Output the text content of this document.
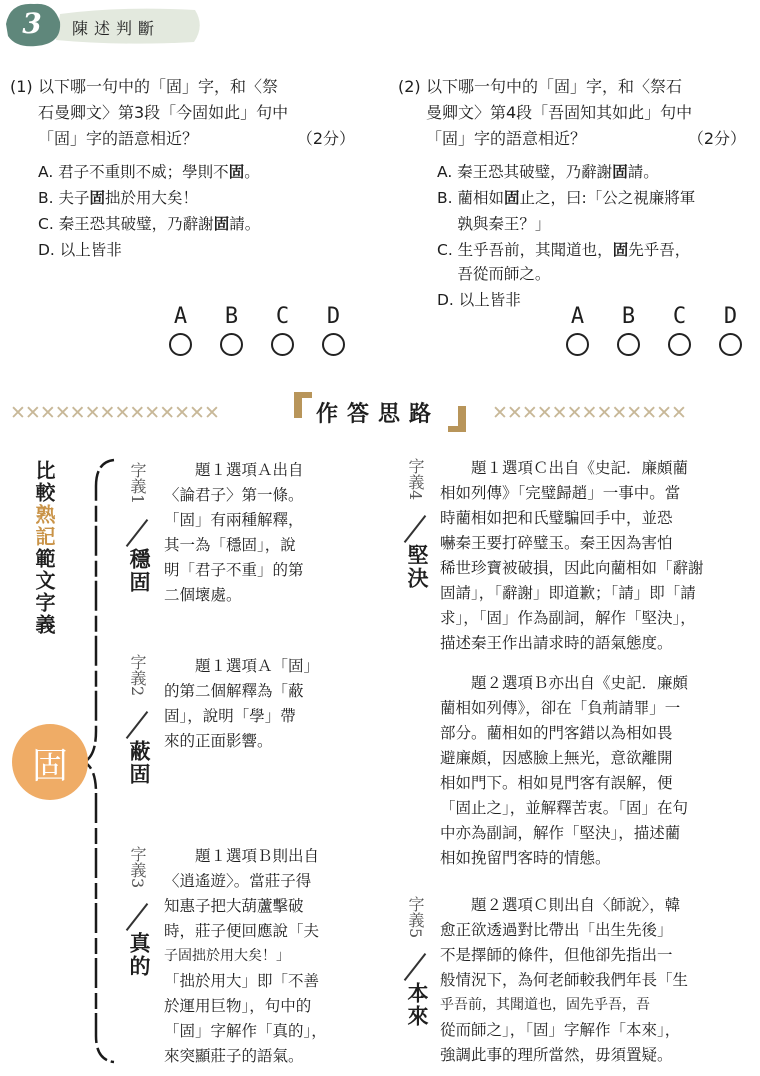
3	陳述判斷
(1) 以下哪一句中的「固」字，和〈祭
石曼卿文〉第3段「今固如此」句中
「固」字的語意相近？	（2分）
A. 君子不重則不威；學則不固。
B. 夫子固拙於用大矣！
C. 秦王恐其破璧，乃辭謝固請。
D. 以上皆非
A	B	C	D
(2) 以下哪一句中的「固」字，和〈祭石
曼卿文〉第4段「吾固知其如此」句中
「固」字的語意相近？	（2分）
A. 秦王恐其破璧，乃辭謝固請。
B. 藺相如固止之，曰:「公之視廉將軍
　 孰與秦王？」
C. 生乎吾前，其聞道也，固先乎吾，
　 吾從而師之。
D. 以上皆非
A	B	C	D
✕✕✕✕✕✕✕✕✕✕✕✕✕✕	✕✕✕✕✕✕✕✕✕✕✕✕✕
作答思路
比較熟記範文字義
固
字義1
穩固
　　題１選項Ａ出自
〈論君子〉第一條。
「固」有兩種解釋，
其一為「穩固」，說
明「君子不重」的第
二個壞處。
字義2
蔽固
　　題１選項Ａ「固」
的第二個解釋為「蔽
固」，說明「學」帶
來的正面影響。
字義3
真的
　　題１選項Ｂ則出自
〈逍遙遊〉。當莊子得
知惠子把大葫蘆擊破
時，莊子便回應說「夫
子固拙於用大矣！」
「拙於用大」即「不善
於運用巨物」，句中的
「固」字解作「真的」，
來突顯莊子的語氣。
字義4
堅決
　　題１選項Ｃ出自《史記．廉頗藺
相如列傳》「完璧歸趙」一事中。當
時藺相如把和氏璧騙回手中，並恐
嚇秦王要打碎璧玉。秦王因為害怕
稀世珍寶被破損，因此向藺相如「辭謝
固請」，「辭謝」即道歉；「請」即「請
求」，「固」作為副詞，解作「堅決」，
描述秦王作出請求時的語氣態度。
　　題２選項Ｂ亦出自《史記．廉頗
藺相如列傳》，卻在「負荊請罪」一
部分。藺相如的門客錯以為相如畏
避廉頗，因感臉上無光，意欲離開
相如門下。相如見門客有誤解，便
「固止之」，並解釋苦衷。「固」在句
中亦為副詞，解作「堅決」，描述藺
相如挽留門客時的情態。
字義5
本來
　　題２選項Ｃ則出自〈師說〉，韓
愈正欲透過對比帶出「出生先後」
不是擇師的條件，但他卻先指出一
般情況下，為何老師較我們年長「生
乎吾前，其聞道也，固先乎吾，吾
從而師之」，「固」字解作「本來」，
強調此事的理所當然，毋須置疑。
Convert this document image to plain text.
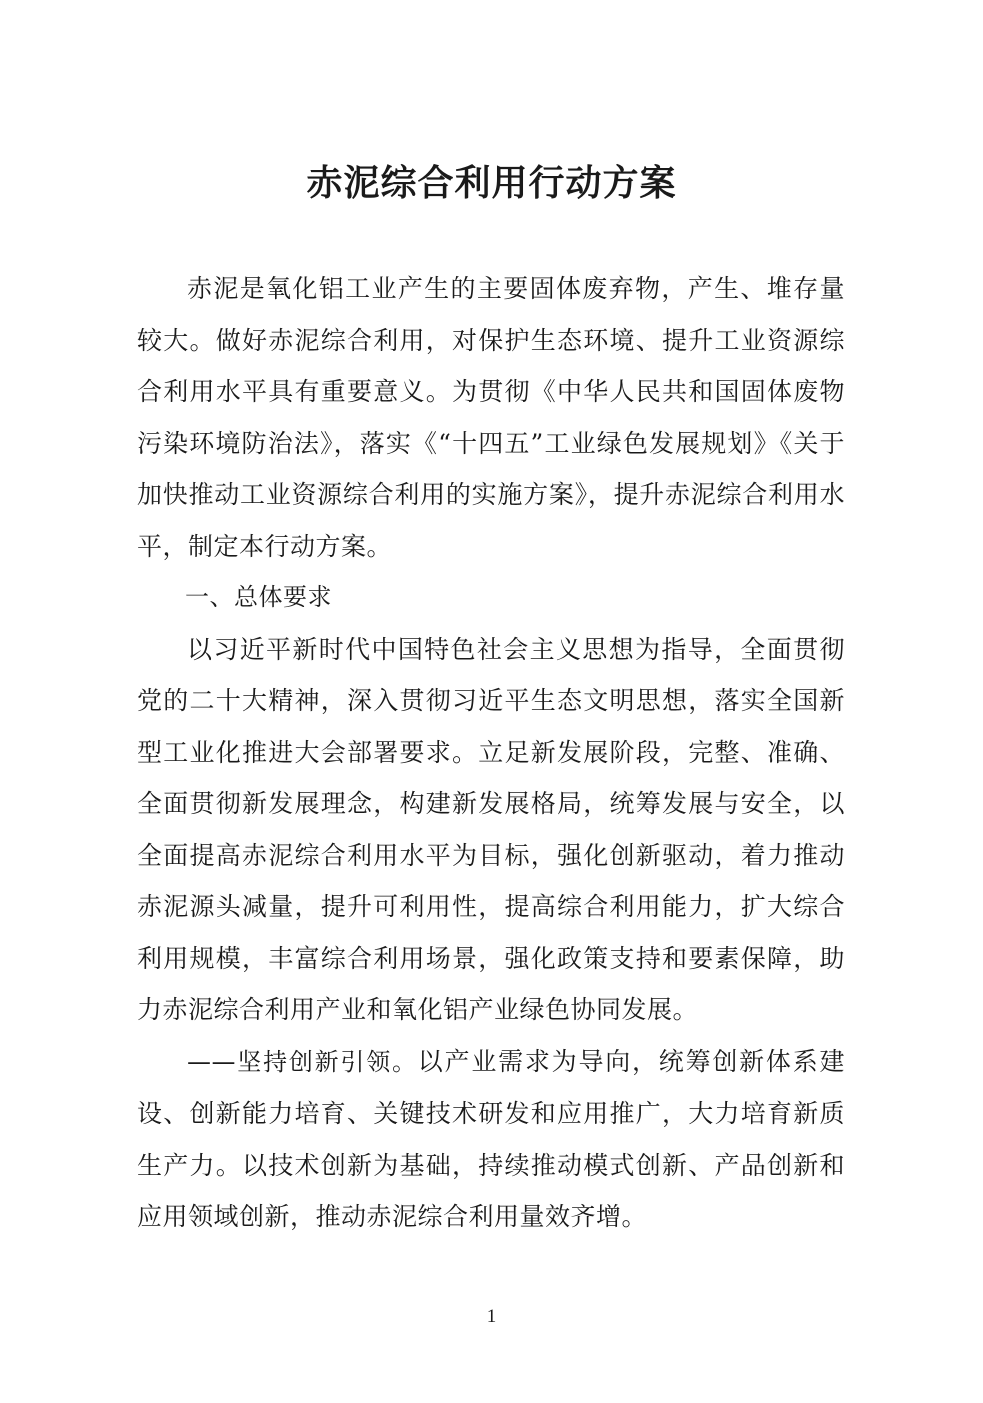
赤泥综合利用行动方案

赤泥是氧化铝工业产生的主要固体废弃物，产生、堆存量较大。做好赤泥综合利用，对保护生态环境、提升工业资源综合利用水平具有重要意义。为贯彻《中华人民共和国固体废物污染环境防治法》，落实《“十四五”工业绿色发展规划》《关于加快推动工业资源综合利用的实施方案》，提升赤泥综合利用水平，制定本行动方案。

一、总体要求

以习近平新时代中国特色社会主义思想为指导，全面贯彻党的二十大精神，深入贯彻习近平生态文明思想，落实全国新型工业化推进大会部署要求。立足新发展阶段，完整、准确、全面贯彻新发展理念，构建新发展格局，统筹发展与安全，以全面提高赤泥综合利用水平为目标，强化创新驱动，着力推动赤泥源头减量，提升可利用性，提高综合利用能力，扩大综合利用规模，丰富综合利用场景，强化政策支持和要素保障，助力赤泥综合利用产业和氧化铝产业绿色协同发展。

——坚持创新引领。以产业需求为导向，统筹创新体系建设、创新能力培育、关键技术研发和应用推广，大力培育新质生产力。以技术创新为基础，持续推动模式创新、产品创新和应用领域创新，推动赤泥综合利用量效齐增。

1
========================================
*TASK DIRECTIONS*: Above are lines of data; state how many of them contain the word "text", with no other output.

*RESPONSE FOR THIS EXERCISE*: 2